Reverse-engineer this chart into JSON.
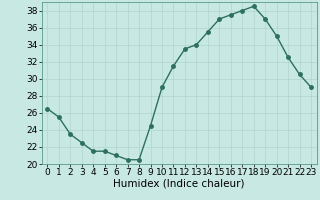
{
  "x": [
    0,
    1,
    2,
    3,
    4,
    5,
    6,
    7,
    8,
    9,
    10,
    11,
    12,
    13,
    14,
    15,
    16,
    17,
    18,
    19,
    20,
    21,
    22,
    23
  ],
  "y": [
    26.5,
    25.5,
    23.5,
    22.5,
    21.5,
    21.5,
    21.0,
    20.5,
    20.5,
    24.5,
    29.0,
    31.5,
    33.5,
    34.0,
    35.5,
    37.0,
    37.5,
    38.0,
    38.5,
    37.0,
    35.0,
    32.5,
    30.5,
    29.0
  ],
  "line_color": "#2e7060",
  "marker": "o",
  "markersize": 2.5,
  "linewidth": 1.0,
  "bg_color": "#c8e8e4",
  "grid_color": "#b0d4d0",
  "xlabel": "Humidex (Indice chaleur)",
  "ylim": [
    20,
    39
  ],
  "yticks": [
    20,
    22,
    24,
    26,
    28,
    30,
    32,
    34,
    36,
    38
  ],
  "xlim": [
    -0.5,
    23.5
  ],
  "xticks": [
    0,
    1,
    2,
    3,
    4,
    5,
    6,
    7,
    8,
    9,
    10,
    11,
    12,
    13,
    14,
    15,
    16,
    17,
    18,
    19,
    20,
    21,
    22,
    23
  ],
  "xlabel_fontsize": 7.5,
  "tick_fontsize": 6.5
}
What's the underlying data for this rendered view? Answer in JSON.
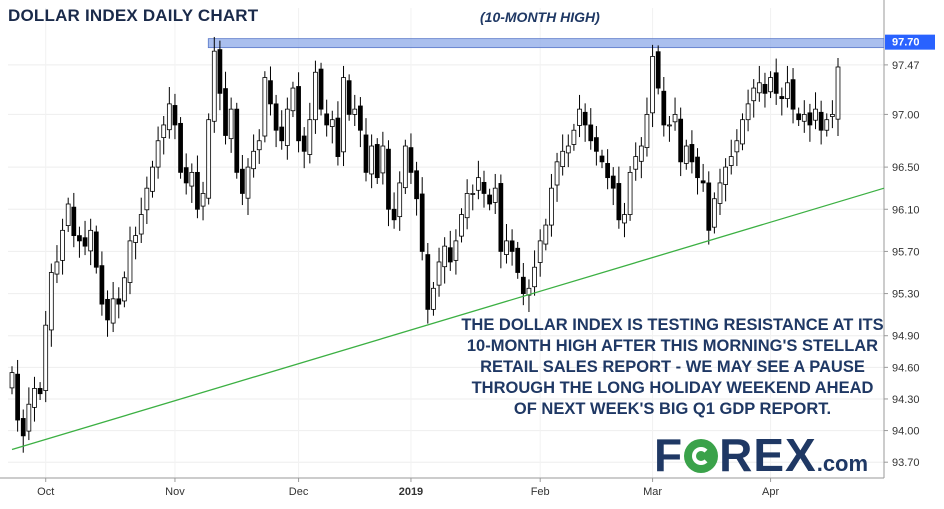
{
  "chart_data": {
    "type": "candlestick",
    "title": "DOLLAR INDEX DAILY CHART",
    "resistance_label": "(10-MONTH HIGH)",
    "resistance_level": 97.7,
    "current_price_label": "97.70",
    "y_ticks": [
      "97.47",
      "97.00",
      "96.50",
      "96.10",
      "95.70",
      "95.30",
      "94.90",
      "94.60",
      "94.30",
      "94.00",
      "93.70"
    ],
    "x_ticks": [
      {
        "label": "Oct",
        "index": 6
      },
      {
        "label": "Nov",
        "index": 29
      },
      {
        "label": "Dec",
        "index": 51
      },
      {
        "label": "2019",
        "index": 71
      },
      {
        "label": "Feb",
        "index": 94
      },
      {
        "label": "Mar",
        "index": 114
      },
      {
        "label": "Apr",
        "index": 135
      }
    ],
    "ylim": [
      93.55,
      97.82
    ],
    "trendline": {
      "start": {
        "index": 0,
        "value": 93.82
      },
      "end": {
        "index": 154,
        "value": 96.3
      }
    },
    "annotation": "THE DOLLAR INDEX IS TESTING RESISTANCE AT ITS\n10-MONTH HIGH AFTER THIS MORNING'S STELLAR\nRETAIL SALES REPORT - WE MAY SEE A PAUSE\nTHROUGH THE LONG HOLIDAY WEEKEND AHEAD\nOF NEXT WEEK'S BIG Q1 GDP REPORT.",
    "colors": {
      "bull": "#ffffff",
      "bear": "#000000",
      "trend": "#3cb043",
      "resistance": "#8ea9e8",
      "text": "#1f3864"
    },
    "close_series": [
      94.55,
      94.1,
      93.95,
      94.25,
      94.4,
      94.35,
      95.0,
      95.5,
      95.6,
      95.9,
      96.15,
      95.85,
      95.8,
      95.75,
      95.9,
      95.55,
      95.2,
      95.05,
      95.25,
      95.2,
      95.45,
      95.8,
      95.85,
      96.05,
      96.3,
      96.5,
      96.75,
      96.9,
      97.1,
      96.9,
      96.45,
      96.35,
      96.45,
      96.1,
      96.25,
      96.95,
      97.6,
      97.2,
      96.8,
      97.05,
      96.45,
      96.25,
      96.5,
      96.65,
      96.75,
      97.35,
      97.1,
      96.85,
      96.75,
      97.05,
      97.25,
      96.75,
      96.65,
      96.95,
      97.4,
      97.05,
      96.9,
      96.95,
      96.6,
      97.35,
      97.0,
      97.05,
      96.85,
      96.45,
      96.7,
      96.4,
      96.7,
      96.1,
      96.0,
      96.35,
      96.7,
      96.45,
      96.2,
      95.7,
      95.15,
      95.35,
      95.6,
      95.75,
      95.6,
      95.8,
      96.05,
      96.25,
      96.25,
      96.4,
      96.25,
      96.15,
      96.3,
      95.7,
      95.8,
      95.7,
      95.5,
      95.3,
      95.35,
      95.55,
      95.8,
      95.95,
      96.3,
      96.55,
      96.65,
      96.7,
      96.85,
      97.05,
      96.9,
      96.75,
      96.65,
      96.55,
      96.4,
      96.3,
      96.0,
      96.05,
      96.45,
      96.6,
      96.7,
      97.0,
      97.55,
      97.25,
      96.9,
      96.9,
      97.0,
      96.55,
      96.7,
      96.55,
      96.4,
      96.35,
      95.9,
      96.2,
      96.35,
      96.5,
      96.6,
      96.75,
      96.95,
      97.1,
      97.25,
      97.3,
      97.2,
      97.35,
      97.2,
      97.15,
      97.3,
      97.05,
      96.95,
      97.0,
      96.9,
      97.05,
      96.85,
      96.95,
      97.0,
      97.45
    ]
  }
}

==

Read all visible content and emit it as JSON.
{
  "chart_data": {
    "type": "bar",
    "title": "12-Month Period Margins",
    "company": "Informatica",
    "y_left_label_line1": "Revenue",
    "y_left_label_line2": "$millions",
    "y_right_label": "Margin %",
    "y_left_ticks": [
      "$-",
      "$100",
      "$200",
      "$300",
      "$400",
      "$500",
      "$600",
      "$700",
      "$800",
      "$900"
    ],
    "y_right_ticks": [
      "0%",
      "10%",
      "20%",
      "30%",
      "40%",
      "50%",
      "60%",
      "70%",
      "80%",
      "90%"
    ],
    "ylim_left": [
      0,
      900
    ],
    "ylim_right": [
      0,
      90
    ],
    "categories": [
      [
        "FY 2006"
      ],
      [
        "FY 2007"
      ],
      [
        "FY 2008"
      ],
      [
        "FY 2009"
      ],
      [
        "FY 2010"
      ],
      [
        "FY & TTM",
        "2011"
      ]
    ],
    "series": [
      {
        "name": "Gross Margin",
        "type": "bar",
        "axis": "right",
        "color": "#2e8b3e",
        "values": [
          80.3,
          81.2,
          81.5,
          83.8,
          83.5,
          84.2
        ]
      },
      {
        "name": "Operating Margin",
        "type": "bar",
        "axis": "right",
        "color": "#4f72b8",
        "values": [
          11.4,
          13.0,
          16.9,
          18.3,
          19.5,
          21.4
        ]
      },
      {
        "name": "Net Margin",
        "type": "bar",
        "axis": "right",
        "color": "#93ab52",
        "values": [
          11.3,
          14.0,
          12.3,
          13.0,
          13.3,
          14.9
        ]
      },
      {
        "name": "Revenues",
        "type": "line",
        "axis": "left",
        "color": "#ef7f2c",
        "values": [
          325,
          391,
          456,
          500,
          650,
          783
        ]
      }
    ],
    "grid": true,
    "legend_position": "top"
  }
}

▸ What you are asked to do
Which lines of the data include "title"? Copy each of them.

▸ The solution
    "title": "DOLLAR INDEX DAILY CHART",
    "title": "12-Month Period Margins",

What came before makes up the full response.